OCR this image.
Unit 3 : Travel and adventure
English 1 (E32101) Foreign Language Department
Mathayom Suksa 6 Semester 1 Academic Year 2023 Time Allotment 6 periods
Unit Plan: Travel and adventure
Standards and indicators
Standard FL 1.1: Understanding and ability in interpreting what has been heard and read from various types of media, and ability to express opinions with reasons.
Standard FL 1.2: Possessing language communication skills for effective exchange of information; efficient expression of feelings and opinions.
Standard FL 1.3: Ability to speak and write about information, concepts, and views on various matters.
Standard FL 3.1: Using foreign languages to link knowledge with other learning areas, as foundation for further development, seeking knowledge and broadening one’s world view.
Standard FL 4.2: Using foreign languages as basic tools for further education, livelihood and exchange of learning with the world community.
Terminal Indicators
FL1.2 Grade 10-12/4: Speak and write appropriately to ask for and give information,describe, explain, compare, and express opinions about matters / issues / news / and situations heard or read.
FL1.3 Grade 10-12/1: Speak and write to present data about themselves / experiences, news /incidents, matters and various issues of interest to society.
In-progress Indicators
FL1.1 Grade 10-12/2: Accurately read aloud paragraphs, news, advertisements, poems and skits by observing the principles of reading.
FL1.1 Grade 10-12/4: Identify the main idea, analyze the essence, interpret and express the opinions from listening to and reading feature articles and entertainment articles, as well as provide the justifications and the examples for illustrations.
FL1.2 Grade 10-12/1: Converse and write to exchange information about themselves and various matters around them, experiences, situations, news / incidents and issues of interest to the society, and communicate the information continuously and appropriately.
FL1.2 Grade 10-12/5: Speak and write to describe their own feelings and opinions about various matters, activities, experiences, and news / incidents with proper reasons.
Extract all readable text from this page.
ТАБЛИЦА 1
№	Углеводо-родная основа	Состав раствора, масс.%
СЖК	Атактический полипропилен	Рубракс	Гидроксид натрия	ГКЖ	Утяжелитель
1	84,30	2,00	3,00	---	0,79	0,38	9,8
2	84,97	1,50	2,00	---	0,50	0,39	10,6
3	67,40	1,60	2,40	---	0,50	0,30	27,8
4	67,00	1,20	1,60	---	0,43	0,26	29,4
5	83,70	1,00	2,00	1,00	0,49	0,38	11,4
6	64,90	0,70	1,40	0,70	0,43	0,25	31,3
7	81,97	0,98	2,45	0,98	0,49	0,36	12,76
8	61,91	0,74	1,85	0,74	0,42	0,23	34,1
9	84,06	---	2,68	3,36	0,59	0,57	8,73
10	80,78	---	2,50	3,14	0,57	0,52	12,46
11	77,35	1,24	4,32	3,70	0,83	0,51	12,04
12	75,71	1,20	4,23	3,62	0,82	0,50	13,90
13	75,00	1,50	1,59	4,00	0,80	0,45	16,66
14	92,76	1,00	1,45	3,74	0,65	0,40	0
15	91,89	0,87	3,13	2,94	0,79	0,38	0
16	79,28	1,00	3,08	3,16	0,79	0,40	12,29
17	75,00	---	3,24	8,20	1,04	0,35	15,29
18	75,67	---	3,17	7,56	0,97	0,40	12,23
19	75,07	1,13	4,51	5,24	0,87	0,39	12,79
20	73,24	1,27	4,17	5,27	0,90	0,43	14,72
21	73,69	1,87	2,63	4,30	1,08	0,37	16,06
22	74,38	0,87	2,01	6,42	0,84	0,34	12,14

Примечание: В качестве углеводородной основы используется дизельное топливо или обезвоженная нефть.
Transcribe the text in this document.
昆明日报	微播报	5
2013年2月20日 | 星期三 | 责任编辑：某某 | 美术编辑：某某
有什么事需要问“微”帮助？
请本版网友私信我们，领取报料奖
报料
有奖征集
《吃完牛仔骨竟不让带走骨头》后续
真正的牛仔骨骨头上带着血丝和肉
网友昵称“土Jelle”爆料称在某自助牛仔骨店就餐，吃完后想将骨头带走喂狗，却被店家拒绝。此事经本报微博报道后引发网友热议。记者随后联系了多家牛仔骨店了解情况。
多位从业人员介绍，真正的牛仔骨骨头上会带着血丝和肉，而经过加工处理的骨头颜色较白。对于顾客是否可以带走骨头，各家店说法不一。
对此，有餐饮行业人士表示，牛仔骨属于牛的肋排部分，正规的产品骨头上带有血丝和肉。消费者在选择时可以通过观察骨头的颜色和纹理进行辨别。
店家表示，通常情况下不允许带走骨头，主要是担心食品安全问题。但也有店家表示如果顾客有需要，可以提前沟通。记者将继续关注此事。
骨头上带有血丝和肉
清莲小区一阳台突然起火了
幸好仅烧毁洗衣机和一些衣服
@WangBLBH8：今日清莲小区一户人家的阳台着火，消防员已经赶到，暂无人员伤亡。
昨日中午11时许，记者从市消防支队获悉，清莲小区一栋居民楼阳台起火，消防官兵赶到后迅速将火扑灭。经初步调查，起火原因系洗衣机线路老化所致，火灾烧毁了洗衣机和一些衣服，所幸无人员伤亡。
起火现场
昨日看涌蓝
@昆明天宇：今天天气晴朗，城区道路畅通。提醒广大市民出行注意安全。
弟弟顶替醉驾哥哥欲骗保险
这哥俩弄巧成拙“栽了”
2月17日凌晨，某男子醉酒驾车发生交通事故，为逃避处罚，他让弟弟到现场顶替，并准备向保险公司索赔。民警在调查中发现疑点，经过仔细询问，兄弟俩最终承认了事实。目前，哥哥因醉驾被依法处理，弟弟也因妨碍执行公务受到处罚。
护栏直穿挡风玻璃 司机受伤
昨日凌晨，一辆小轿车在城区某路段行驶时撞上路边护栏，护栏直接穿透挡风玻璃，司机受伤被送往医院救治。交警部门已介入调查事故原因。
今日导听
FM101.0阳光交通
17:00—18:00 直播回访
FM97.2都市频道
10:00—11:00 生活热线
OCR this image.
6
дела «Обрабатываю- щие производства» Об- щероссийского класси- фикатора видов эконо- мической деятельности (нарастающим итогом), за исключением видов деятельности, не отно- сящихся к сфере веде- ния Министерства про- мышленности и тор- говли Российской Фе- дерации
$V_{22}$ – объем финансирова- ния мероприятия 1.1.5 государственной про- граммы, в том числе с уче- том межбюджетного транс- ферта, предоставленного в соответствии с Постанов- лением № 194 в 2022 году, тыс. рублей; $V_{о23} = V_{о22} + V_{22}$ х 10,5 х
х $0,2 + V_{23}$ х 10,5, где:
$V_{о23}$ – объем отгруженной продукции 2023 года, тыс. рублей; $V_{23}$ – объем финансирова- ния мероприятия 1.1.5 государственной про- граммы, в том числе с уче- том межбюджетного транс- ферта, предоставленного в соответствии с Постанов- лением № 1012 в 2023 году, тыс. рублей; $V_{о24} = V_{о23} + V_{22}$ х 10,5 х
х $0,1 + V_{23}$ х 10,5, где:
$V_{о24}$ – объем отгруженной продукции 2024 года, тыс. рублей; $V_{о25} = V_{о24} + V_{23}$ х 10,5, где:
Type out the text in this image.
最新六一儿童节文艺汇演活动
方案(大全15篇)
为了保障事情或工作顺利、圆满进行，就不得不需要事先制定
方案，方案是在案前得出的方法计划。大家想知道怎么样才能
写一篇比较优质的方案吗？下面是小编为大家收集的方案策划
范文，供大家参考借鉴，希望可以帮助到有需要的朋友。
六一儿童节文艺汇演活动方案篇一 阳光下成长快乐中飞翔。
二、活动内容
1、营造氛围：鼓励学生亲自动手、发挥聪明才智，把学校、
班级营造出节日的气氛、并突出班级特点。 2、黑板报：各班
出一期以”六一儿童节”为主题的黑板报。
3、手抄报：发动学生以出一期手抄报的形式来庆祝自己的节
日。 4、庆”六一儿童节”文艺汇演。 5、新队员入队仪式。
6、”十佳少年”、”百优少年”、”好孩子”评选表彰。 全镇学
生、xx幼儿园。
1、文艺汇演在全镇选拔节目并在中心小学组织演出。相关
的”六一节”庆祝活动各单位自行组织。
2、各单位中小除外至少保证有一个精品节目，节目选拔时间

- Set task -
Identify and copy lines that hold the string "adventure".

- Task solution -
Unit 3 : Travel and adventure
Unit Plan: Travel and adventure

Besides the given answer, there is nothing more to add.